Extracted data entries
::::

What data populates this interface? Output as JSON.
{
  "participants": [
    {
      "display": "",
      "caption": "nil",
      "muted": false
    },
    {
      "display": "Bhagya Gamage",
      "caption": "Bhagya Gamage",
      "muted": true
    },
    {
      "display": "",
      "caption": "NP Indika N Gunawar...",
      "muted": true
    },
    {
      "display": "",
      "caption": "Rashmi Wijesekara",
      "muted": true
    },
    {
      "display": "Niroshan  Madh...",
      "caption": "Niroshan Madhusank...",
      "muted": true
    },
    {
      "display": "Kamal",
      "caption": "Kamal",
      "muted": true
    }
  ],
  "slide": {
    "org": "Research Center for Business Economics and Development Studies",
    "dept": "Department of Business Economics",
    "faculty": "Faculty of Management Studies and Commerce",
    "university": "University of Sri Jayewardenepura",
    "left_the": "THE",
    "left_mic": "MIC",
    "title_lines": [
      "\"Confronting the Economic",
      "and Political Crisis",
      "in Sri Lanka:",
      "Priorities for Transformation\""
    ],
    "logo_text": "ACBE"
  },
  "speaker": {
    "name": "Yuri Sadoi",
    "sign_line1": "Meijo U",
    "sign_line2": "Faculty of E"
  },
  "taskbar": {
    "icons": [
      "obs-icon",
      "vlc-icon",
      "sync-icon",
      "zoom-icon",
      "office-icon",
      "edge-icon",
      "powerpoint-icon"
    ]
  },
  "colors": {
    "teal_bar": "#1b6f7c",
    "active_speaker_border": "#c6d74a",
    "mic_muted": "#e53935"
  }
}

::::

**Objective**
Print every record exactly as it was given.

**Solution**
What data populates this interface? Output as JSON.
{
  "participants": [
    {
      "display": "",
      "caption": "nil",
      "muted": false
    },
    {
      "display": "Bhagya Gamage",
      "caption": "Bhagya Gamage",
      "muted": true
    },
    {
      "display": "",
      "caption": "NP Indika N Gunawar...",
      "muted": true
    },
    {
      "display": "",
      "caption": "Rashmi Wijesekara",
      "muted": true
    },
    {
      "display": "Niroshan  Madh...",
      "caption": "Niroshan Madhusank...",
      "muted": true
    },
    {
      "display": "Kamal",
      "caption": "Kamal",
      "muted": true
    }
  ],
  "slide": {
    "org": "Research Center for Business Economics and Development Studies",
    "dept": "Department of Business Economics",
    "faculty": "Faculty of Management Studies and Commerce",
    "university": "University of Sri Jayewardenepura",
    "left_the": "THE",
    "left_mic": "MIC",
    "title_lines": [
      "\"Confronting the Economic",
      "and Political Crisis",
      "in Sri Lanka:",
      "Priorities for Transformation\""
    ],
    "logo_text": "ACBE"
  },
  "speaker": {
    "name": "Yuri Sadoi",
    "sign_line1": "Meijo U",
    "sign_line2": "Faculty of E"
  },
  "taskbar": {
    "icons": [
      "obs-icon",
      "vlc-icon",
      "sync-icon",
      "zoom-icon",
      "office-icon",
      "edge-icon",
      "powerpoint-icon"
    ]
  },
  "colors": {
    "teal_bar": "#1b6f7c",
    "active_speaker_border": "#c6d74a",
    "mic_muted": "#e53935"
  }
}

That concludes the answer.